### RECORDS SHOWN ###

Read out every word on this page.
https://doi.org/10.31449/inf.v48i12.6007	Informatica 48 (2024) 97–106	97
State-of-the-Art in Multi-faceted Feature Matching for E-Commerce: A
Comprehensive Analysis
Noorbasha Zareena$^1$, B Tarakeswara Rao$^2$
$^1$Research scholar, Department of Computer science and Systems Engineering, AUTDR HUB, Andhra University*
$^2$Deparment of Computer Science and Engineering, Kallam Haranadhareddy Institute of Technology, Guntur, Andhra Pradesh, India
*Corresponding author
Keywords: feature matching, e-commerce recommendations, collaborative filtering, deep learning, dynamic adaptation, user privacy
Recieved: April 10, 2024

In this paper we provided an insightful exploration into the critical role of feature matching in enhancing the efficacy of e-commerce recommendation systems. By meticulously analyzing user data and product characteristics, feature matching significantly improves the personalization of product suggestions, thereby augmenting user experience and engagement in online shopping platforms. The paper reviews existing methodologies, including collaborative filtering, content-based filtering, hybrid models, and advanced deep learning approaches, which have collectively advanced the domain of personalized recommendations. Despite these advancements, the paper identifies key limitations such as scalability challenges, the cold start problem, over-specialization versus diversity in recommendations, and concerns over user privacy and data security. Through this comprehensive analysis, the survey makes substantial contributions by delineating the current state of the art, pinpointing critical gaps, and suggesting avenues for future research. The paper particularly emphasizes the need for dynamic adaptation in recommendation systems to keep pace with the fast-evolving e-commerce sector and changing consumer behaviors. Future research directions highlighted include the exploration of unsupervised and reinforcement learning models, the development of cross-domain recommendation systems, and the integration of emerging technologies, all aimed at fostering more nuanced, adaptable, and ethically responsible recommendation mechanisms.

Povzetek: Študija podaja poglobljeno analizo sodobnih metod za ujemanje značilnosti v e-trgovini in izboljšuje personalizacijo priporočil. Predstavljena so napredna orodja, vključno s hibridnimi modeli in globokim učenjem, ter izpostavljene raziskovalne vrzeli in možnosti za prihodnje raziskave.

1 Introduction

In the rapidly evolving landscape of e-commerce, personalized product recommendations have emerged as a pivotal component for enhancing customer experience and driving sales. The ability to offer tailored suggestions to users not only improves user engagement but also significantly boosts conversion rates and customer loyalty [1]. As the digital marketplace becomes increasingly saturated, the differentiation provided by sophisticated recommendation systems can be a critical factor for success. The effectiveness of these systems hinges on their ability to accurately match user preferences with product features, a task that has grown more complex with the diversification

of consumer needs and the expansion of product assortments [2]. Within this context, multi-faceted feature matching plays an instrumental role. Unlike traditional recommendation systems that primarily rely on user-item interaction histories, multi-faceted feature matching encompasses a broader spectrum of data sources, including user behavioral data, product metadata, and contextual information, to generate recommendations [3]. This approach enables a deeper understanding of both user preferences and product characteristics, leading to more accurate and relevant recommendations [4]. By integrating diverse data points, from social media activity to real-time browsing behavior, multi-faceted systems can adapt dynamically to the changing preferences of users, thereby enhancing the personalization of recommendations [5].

###

- [WHAT IS NEEDED]
From the preceding material, extract every line exactly.

- [FULL RESPONSE]
Read out every word on this page.
https://doi.org/10.31449/inf.v48i12.6007	Informatica 48 (2024) 97–106	97
State-of-the-Art in Multi-faceted Feature Matching for E-Commerce: A
Comprehensive Analysis
Noorbasha Zareena$^1$, B Tarakeswara Rao$^2$
$^1$Research scholar, Department of Computer science and Systems Engineering, AUTDR HUB, Andhra University*
$^2$Deparment of Computer Science and Engineering, Kallam Haranadhareddy Institute of Technology, Guntur, Andhra Pradesh, India
*Corresponding author
Keywords: feature matching, e-commerce recommendations, collaborative filtering, deep learning, dynamic adaptation, user privacy
Recieved: April 10, 2024

In this paper we provided an insightful exploration into the critical role of feature matching in enhancing the efficacy of e-commerce recommendation systems. By meticulously analyzing user data and product characteristics, feature matching significantly improves the personalization of product suggestions, thereby augmenting user experience and engagement in online shopping platforms. The paper reviews existing methodologies, including collaborative filtering, content-based filtering, hybrid models, and advanced deep learning approaches, which have collectively advanced the domain of personalized recommendations. Despite these advancements, the paper identifies key limitations such as scalability challenges, the cold start problem, over-specialization versus diversity in recommendations, and concerns over user privacy and data security. Through this comprehensive analysis, the survey makes substantial contributions by delineating the current state of the art, pinpointing critical gaps, and suggesting avenues for future research. The paper particularly emphasizes the need for dynamic adaptation in recommendation systems to keep pace with the fast-evolving e-commerce sector and changing consumer behaviors. Future research directions highlighted include the exploration of unsupervised and reinforcement learning models, the development of cross-domain recommendation systems, and the integration of emerging technologies, all aimed at fostering more nuanced, adaptable, and ethically responsible recommendation mechanisms.

Povzetek: Študija podaja poglobljeno analizo sodobnih metod za ujemanje značilnosti v e-trgovini in izboljšuje personalizacijo priporočil. Predstavljena so napredna orodja, vključno s hibridnimi modeli in globokim učenjem, ter izpostavljene raziskovalne vrzeli in možnosti za prihodnje raziskave.

1 Introduction

In the rapidly evolving landscape of e-commerce, personalized product recommendations have emerged as a pivotal component for enhancing customer experience and driving sales. The ability to offer tailored suggestions to users not only improves user engagement but also significantly boosts conversion rates and customer loyalty [1]. As the digital marketplace becomes increasingly saturated, the differentiation provided by sophisticated recommendation systems can be a critical factor for success. The effectiveness of these systems hinges on their ability to accurately match user preferences with product features, a task that has grown more complex with the diversification

of consumer needs and the expansion of product assortments [2]. Within this context, multi-faceted feature matching plays an instrumental role. Unlike traditional recommendation systems that primarily rely on user-item interaction histories, multi-faceted feature matching encompasses a broader spectrum of data sources, including user behavioral data, product metadata, and contextual information, to generate recommendations [3]. This approach enables a deeper understanding of both user preferences and product characteristics, leading to more accurate and relevant recommendations [4]. By integrating diverse data points, from social media activity to real-time browsing behavior, multi-faceted systems can adapt dynamically to the changing preferences of users, thereby enhancing the personalization of recommendations [5].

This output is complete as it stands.